Task statement: Each entry that follows must be output without any deviation.
========================
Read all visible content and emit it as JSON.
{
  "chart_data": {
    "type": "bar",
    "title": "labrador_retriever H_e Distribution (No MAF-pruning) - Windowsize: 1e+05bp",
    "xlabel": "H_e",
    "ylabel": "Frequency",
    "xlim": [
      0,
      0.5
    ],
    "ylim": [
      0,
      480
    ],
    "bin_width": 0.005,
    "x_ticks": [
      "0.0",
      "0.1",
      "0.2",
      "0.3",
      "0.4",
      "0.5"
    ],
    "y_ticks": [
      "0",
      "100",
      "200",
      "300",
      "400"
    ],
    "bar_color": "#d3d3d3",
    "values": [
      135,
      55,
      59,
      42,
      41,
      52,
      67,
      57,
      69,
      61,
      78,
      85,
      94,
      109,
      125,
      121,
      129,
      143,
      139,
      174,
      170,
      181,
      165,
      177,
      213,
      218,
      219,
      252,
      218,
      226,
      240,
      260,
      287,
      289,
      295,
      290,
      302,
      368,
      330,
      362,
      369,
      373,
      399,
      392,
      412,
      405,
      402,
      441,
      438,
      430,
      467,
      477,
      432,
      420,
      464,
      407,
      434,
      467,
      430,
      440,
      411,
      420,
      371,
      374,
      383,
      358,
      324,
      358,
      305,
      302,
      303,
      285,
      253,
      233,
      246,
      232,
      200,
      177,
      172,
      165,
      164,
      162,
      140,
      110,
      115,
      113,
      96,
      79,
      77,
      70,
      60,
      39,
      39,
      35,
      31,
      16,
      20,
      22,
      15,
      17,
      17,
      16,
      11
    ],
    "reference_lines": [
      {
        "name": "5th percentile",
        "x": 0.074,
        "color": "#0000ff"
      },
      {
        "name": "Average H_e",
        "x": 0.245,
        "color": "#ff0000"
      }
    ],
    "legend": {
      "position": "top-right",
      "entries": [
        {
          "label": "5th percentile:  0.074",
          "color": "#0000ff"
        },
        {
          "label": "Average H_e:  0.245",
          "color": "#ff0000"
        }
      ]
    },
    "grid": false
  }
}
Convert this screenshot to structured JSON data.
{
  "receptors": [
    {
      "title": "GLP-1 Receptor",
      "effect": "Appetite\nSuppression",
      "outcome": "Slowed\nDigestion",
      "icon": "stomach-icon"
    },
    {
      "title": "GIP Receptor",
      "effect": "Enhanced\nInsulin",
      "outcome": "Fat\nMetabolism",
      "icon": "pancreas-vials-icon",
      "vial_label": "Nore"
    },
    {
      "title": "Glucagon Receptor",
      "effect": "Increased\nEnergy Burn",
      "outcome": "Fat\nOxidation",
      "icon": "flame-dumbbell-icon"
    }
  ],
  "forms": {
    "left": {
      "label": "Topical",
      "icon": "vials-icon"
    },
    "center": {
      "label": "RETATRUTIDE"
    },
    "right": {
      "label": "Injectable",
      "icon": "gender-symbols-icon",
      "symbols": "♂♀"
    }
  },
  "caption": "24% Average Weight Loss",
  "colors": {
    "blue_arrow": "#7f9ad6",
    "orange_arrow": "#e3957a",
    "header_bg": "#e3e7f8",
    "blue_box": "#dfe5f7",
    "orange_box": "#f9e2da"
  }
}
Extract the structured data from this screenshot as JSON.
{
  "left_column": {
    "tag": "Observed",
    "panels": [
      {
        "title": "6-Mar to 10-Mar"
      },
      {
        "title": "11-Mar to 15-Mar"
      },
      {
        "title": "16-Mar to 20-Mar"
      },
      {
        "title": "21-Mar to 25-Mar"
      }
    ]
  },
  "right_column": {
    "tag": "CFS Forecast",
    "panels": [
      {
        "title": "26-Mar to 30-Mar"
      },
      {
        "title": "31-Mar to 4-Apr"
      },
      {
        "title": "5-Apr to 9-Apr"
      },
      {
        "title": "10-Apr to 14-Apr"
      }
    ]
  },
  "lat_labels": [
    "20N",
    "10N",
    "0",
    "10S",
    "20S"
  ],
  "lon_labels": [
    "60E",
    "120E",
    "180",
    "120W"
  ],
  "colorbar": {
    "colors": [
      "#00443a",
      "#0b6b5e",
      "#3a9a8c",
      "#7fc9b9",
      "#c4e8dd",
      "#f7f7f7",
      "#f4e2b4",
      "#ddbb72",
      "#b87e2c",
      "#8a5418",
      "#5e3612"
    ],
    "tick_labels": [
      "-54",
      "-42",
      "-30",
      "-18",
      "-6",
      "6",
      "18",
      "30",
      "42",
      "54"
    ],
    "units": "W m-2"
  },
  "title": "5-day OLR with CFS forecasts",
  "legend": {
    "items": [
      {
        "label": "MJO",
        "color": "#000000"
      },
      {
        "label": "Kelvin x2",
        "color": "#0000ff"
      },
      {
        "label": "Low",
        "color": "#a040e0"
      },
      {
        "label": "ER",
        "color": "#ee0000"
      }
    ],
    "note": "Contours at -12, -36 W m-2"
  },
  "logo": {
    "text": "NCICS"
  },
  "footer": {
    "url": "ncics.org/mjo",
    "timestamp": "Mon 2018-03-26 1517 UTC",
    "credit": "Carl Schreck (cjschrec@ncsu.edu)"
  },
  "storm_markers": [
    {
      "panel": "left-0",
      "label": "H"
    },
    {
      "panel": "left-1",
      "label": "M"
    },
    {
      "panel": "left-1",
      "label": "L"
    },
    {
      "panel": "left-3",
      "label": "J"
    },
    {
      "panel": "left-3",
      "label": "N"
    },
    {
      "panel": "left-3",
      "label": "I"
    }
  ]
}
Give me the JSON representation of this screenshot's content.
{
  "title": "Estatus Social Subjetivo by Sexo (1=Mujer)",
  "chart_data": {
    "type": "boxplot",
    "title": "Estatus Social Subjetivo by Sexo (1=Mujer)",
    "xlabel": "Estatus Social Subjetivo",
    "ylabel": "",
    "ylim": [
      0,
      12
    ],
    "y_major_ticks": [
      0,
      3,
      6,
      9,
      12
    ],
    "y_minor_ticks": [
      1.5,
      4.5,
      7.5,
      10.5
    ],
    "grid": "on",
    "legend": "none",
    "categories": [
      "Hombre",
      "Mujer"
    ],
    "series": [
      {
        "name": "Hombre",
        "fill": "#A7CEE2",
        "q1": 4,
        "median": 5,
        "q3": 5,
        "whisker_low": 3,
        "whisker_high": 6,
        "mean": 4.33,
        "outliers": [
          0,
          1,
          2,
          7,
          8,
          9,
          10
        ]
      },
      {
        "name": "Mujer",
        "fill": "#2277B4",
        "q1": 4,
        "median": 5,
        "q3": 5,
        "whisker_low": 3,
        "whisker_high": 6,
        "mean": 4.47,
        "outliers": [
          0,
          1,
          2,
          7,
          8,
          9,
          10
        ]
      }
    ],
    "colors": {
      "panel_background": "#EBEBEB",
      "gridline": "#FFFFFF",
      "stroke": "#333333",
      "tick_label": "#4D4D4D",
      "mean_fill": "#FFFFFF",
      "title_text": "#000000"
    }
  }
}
========================
Solution for this problem:
Read all visible content and emit it as JSON.
{
  "chart_data": {
    "type": "bar",
    "title": "labrador_retriever H_e Distribution (No MAF-pruning) - Windowsize: 1e+05bp",
    "xlabel": "H_e",
    "ylabel": "Frequency",
    "xlim": [
      0,
      0.5
    ],
    "ylim": [
      0,
      480
    ],
    "bin_width": 0.005,
    "x_ticks": [
      "0.0",
      "0.1",
      "0.2",
      "0.3",
      "0.4",
      "0.5"
    ],
    "y_ticks": [
      "0",
      "100",
      "200",
      "300",
      "400"
    ],
    "bar_color": "#d3d3d3",
    "values": [
      135,
      55,
      59,
      42,
      41,
      52,
      67,
      57,
      69,
      61,
      78,
      85,
      94,
      109,
      125,
      121,
      129,
      143,
      139,
      174,
      170,
      181,
      165,
      177,
      213,
      218,
      219,
      252,
      218,
      226,
      240,
      260,
      287,
      289,
      295,
      290,
      302,
      368,
      330,
      362,
      369,
      373,
      399,
      392,
      412,
      405,
      402,
      441,
      438,
      430,
      467,
      477,
      432,
      420,
      464,
      407,
      434,
      467,
      430,
      440,
      411,
      420,
      371,
      374,
      383,
      358,
      324,
      358,
      305,
      302,
      303,
      285,
      253,
      233,
      246,
      232,
      200,
      177,
      172,
      165,
      164,
      162,
      140,
      110,
      115,
      113,
      96,
      79,
      77,
      70,
      60,
      39,
      39,
      35,
      31,
      16,
      20,
      22,
      15,
      17,
      17,
      16,
      11
    ],
    "reference_lines": [
      {
        "name": "5th percentile",
        "x": 0.074,
        "color": "#0000ff"
      },
      {
        "name": "Average H_e",
        "x": 0.245,
        "color": "#ff0000"
      }
    ],
    "legend": {
      "position": "top-right",
      "entries": [
        {
          "label": "5th percentile:  0.074",
          "color": "#0000ff"
        },
        {
          "label": "Average H_e:  0.245",
          "color": "#ff0000"
        }
      ]
    },
    "grid": false
  }
}
Convert this screenshot to structured JSON data.
{
  "receptors": [
    {
      "title": "GLP-1 Receptor",
      "effect": "Appetite\nSuppression",
      "outcome": "Slowed\nDigestion",
      "icon": "stomach-icon"
    },
    {
      "title": "GIP Receptor",
      "effect": "Enhanced\nInsulin",
      "outcome": "Fat\nMetabolism",
      "icon": "pancreas-vials-icon",
      "vial_label": "Nore"
    },
    {
      "title": "Glucagon Receptor",
      "effect": "Increased\nEnergy Burn",
      "outcome": "Fat\nOxidation",
      "icon": "flame-dumbbell-icon"
    }
  ],
  "forms": {
    "left": {
      "label": "Topical",
      "icon": "vials-icon"
    },
    "center": {
      "label": "RETATRUTIDE"
    },
    "right": {
      "label": "Injectable",
      "icon": "gender-symbols-icon",
      "symbols": "♂♀"
    }
  },
  "caption": "24% Average Weight Loss",
  "colors": {
    "blue_arrow": "#7f9ad6",
    "orange_arrow": "#e3957a",
    "header_bg": "#e3e7f8",
    "blue_box": "#dfe5f7",
    "orange_box": "#f9e2da"
  }
}
Extract the structured data from this screenshot as JSON.
{
  "left_column": {
    "tag": "Observed",
    "panels": [
      {
        "title": "6-Mar to 10-Mar"
      },
      {
        "title": "11-Mar to 15-Mar"
      },
      {
        "title": "16-Mar to 20-Mar"
      },
      {
        "title": "21-Mar to 25-Mar"
      }
    ]
  },
  "right_column": {
    "tag": "CFS Forecast",
    "panels": [
      {
        "title": "26-Mar to 30-Mar"
      },
      {
        "title": "31-Mar to 4-Apr"
      },
      {
        "title": "5-Apr to 9-Apr"
      },
      {
        "title": "10-Apr to 14-Apr"
      }
    ]
  },
  "lat_labels": [
    "20N",
    "10N",
    "0",
    "10S",
    "20S"
  ],
  "lon_labels": [
    "60E",
    "120E",
    "180",
    "120W"
  ],
  "colorbar": {
    "colors": [
      "#00443a",
      "#0b6b5e",
      "#3a9a8c",
      "#7fc9b9",
      "#c4e8dd",
      "#f7f7f7",
      "#f4e2b4",
      "#ddbb72",
      "#b87e2c",
      "#8a5418",
      "#5e3612"
    ],
    "tick_labels": [
      "-54",
      "-42",
      "-30",
      "-18",
      "-6",
      "6",
      "18",
      "30",
      "42",
      "54"
    ],
    "units": "W m-2"
  },
  "title": "5-day OLR with CFS forecasts",
  "legend": {
    "items": [
      {
        "label": "MJO",
        "color": "#000000"
      },
      {
        "label": "Kelvin x2",
        "color": "#0000ff"
      },
      {
        "label": "Low",
        "color": "#a040e0"
      },
      {
        "label": "ER",
        "color": "#ee0000"
      }
    ],
    "note": "Contours at -12, -36 W m-2"
  },
  "logo": {
    "text": "NCICS"
  },
  "footer": {
    "url": "ncics.org/mjo",
    "timestamp": "Mon 2018-03-26 1517 UTC",
    "credit": "Carl Schreck (cjschrec@ncsu.edu)"
  },
  "storm_markers": [
    {
      "panel": "left-0",
      "label": "H"
    },
    {
      "panel": "left-1",
      "label": "M"
    },
    {
      "panel": "left-1",
      "label": "L"
    },
    {
      "panel": "left-3",
      "label": "J"
    },
    {
      "panel": "left-3",
      "label": "N"
    },
    {
      "panel": "left-3",
      "label": "I"
    }
  ]
}
Give me the JSON representation of this screenshot's content.
{
  "title": "Estatus Social Subjetivo by Sexo (1=Mujer)",
  "chart_data": {
    "type": "boxplot",
    "title": "Estatus Social Subjetivo by Sexo (1=Mujer)",
    "xlabel": "Estatus Social Subjetivo",
    "ylabel": "",
    "ylim": [
      0,
      12
    ],
    "y_major_ticks": [
      0,
      3,
      6,
      9,
      12
    ],
    "y_minor_ticks": [
      1.5,
      4.5,
      7.5,
      10.5
    ],
    "grid": "on",
    "legend": "none",
    "categories": [
      "Hombre",
      "Mujer"
    ],
    "series": [
      {
        "name": "Hombre",
        "fill": "#A7CEE2",
        "q1": 4,
        "median": 5,
        "q3": 5,
        "whisker_low": 3,
        "whisker_high": 6,
        "mean": 4.33,
        "outliers": [
          0,
          1,
          2,
          7,
          8,
          9,
          10
        ]
      },
      {
        "name": "Mujer",
        "fill": "#2277B4",
        "q1": 4,
        "median": 5,
        "q3": 5,
        "whisker_low": 3,
        "whisker_high": 6,
        "mean": 4.47,
        "outliers": [
          0,
          1,
          2,
          7,
          8,
          9,
          10
        ]
      }
    ],
    "colors": {
      "panel_background": "#EBEBEB",
      "gridline": "#FFFFFF",
      "stroke": "#333333",
      "tick_label": "#4D4D4D",
      "mean_fill": "#FFFFFF",
      "title_text": "#000000"
    }
  }
}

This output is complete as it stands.